:: Work to be completed ::
Everything from the line holding "Output the underlying" to the end of the listing below should be copied exactly, line for line, minus the pictures.

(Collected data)
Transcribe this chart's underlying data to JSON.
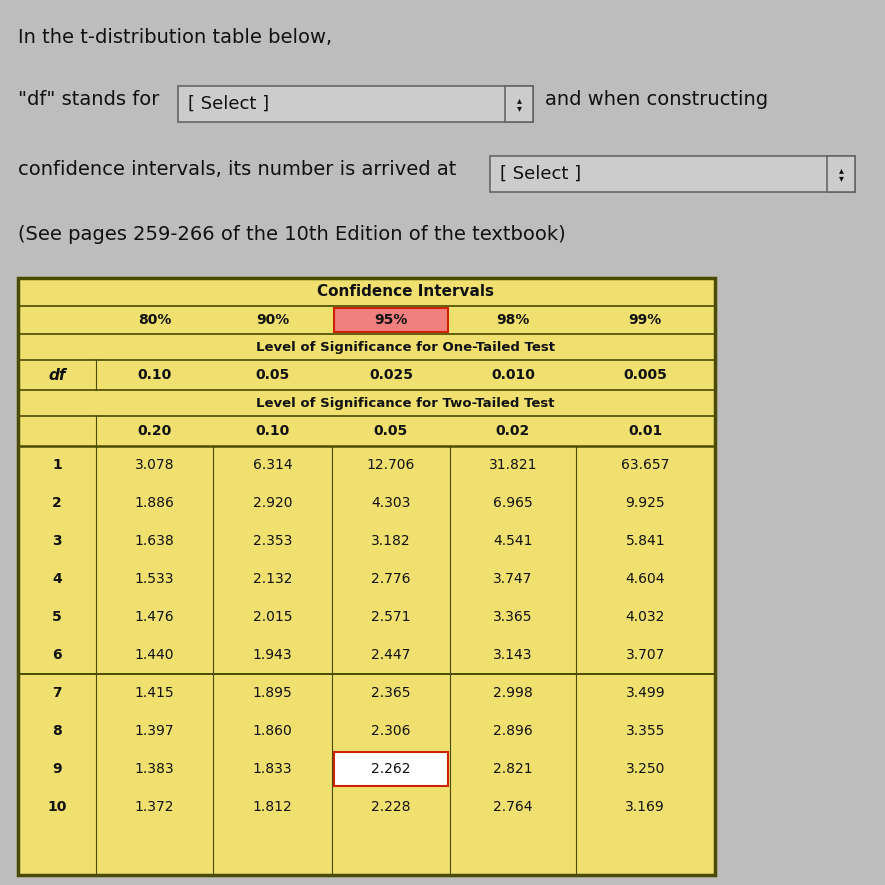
{
  "title_line1": "In the t-distribution table below,",
  "line2_prefix": "\"df\" stands for",
  "select1_text": "[ Select ]",
  "line2_suffix": "and when constructing",
  "line3_prefix": "confidence intervals, its number is arrived at",
  "select2_text": "[ Select ]",
  "line4": "(See pages 259-266 of the 10th Edition of the textbook)",
  "table_header_main": "Confidence Intervals",
  "ci_headers": [
    "80%",
    "90%",
    "95%",
    "98%",
    "99%"
  ],
  "one_tailed_label": "Level of Significance for One-Tailed Test",
  "one_tailed_vals": [
    "0.10",
    "0.05",
    "0.025",
    "0.010",
    "0.005"
  ],
  "two_tailed_label": "Level of Significance for Two-Tailed Test",
  "two_tailed_vals": [
    "0.20",
    "0.10",
    "0.05",
    "0.02",
    "0.01"
  ],
  "df_label": "df",
  "data_rows": [
    [
      "1",
      "3.078",
      "6.314",
      "12.706",
      "31.821",
      "63.657"
    ],
    [
      "2",
      "1.886",
      "2.920",
      "4.303",
      "6.965",
      "9.925"
    ],
    [
      "3",
      "1.638",
      "2.353",
      "3.182",
      "4.541",
      "5.841"
    ],
    [
      "4",
      "1.533",
      "2.132",
      "2.776",
      "3.747",
      "4.604"
    ],
    [
      "5",
      "1.476",
      "2.015",
      "2.571",
      "3.365",
      "4.032"
    ],
    [
      "6",
      "1.440",
      "1.943",
      "2.447",
      "3.143",
      "3.707"
    ],
    [
      "7",
      "1.415",
      "1.895",
      "2.365",
      "2.998",
      "3.499"
    ],
    [
      "8",
      "1.397",
      "1.860",
      "2.306",
      "2.896",
      "3.355"
    ],
    [
      "9",
      "1.383",
      "1.833",
      "2.262",
      "2.821",
      "3.250"
    ],
    [
      "10",
      "1.372",
      "1.812",
      "2.228",
      "2.764",
      "3.169"
    ]
  ],
  "highlighted_cell_row": 8,
  "highlighted_cell_col": 3,
  "ci_highlight_col": 2,
  "bg_color": "#bdbdbd",
  "table_bg": "#f0e070",
  "table_border": "#4a4a00",
  "select_box_bg": "#cccccc",
  "highlight_ci_bg": "#f08080",
  "highlight_cell_bg": "#ffffff",
  "text_color": "#111111",
  "font_size_title": 14,
  "font_size_body": 13,
  "font_size_table": 10
}
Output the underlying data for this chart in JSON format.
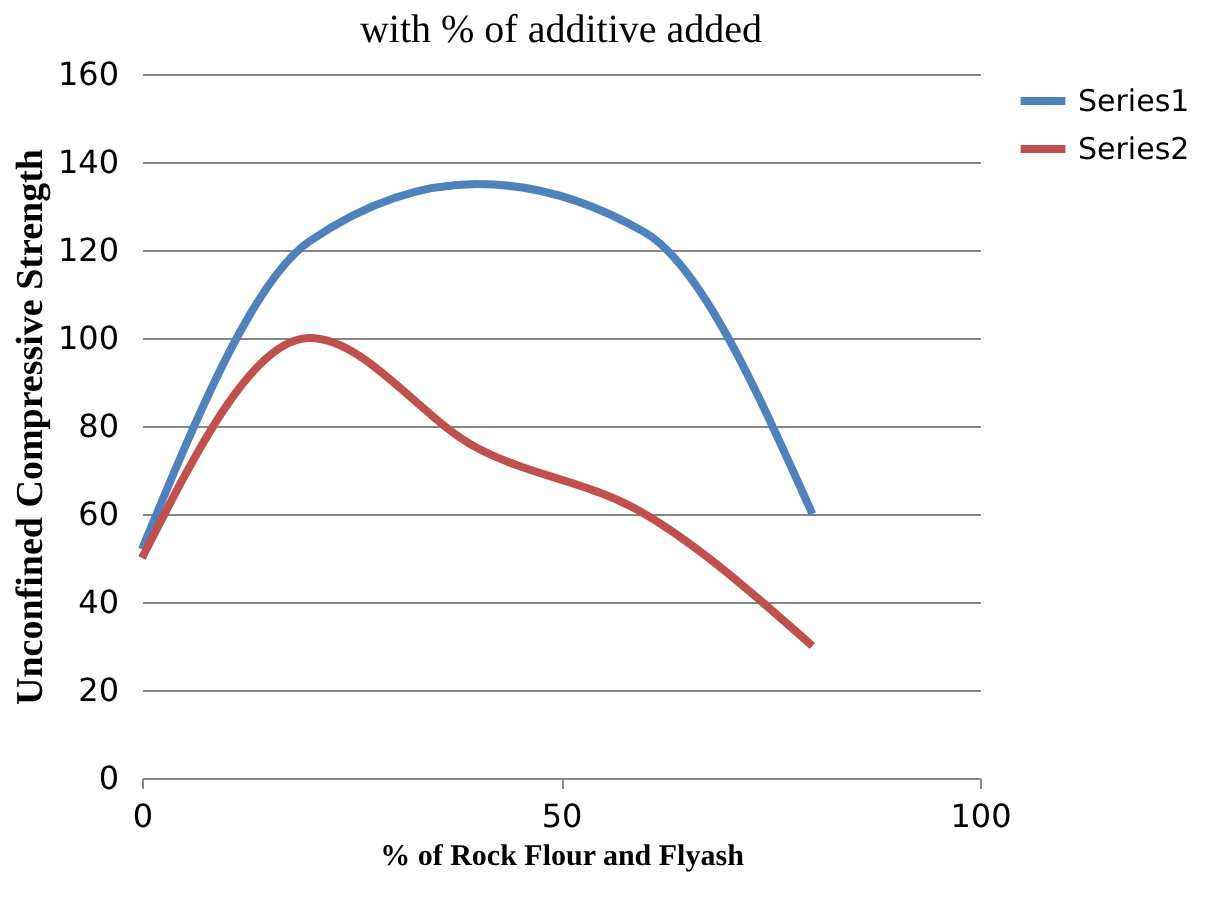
{
  "chart_data": {
    "type": "line",
    "title": "with % of additive added",
    "xlabel": "% of Rock Flour and Flyash",
    "ylabel": "Unconfined Compressive Strength",
    "x": [
      0,
      20,
      40,
      60,
      80
    ],
    "series": [
      {
        "name": "Series1",
        "color": "#4f81bd",
        "values": [
          52,
          122,
          135,
          124,
          60
        ]
      },
      {
        "name": "Series2",
        "color": "#c0504d",
        "values": [
          50,
          100,
          75,
          60,
          30
        ]
      }
    ],
    "xlim": [
      0,
      100
    ],
    "xticks": [
      0,
      50,
      100
    ],
    "ylim": [
      0,
      160
    ],
    "yticks": [
      0,
      20,
      40,
      60,
      80,
      100,
      120,
      140,
      160
    ],
    "grid": "y",
    "legend": "right",
    "marker": "none",
    "line_style": "solid"
  }
}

:: Answer ::
Output the underlying data for this chart in JSON format.
{
  "chart_data": {
    "type": "line",
    "title": "with % of additive added",
    "xlabel": "% of Rock Flour and Flyash",
    "ylabel": "Unconfined Compressive Strength",
    "x": [
      0,
      20,
      40,
      60,
      80
    ],
    "series": [
      {
        "name": "Series1",
        "color": "#4f81bd",
        "values": [
          52,
          122,
          135,
          124,
          60
        ]
      },
      {
        "name": "Series2",
        "color": "#c0504d",
        "values": [
          50,
          100,
          75,
          60,
          30
        ]
      }
    ],
    "xlim": [
      0,
      100
    ],
    "xticks": [
      0,
      50,
      100
    ],
    "ylim": [
      0,
      160
    ],
    "yticks": [
      0,
      20,
      40,
      60,
      80,
      100,
      120,
      140,
      160
    ],
    "grid": "y",
    "legend": "right",
    "marker": "none",
    "line_style": "solid"
  }
}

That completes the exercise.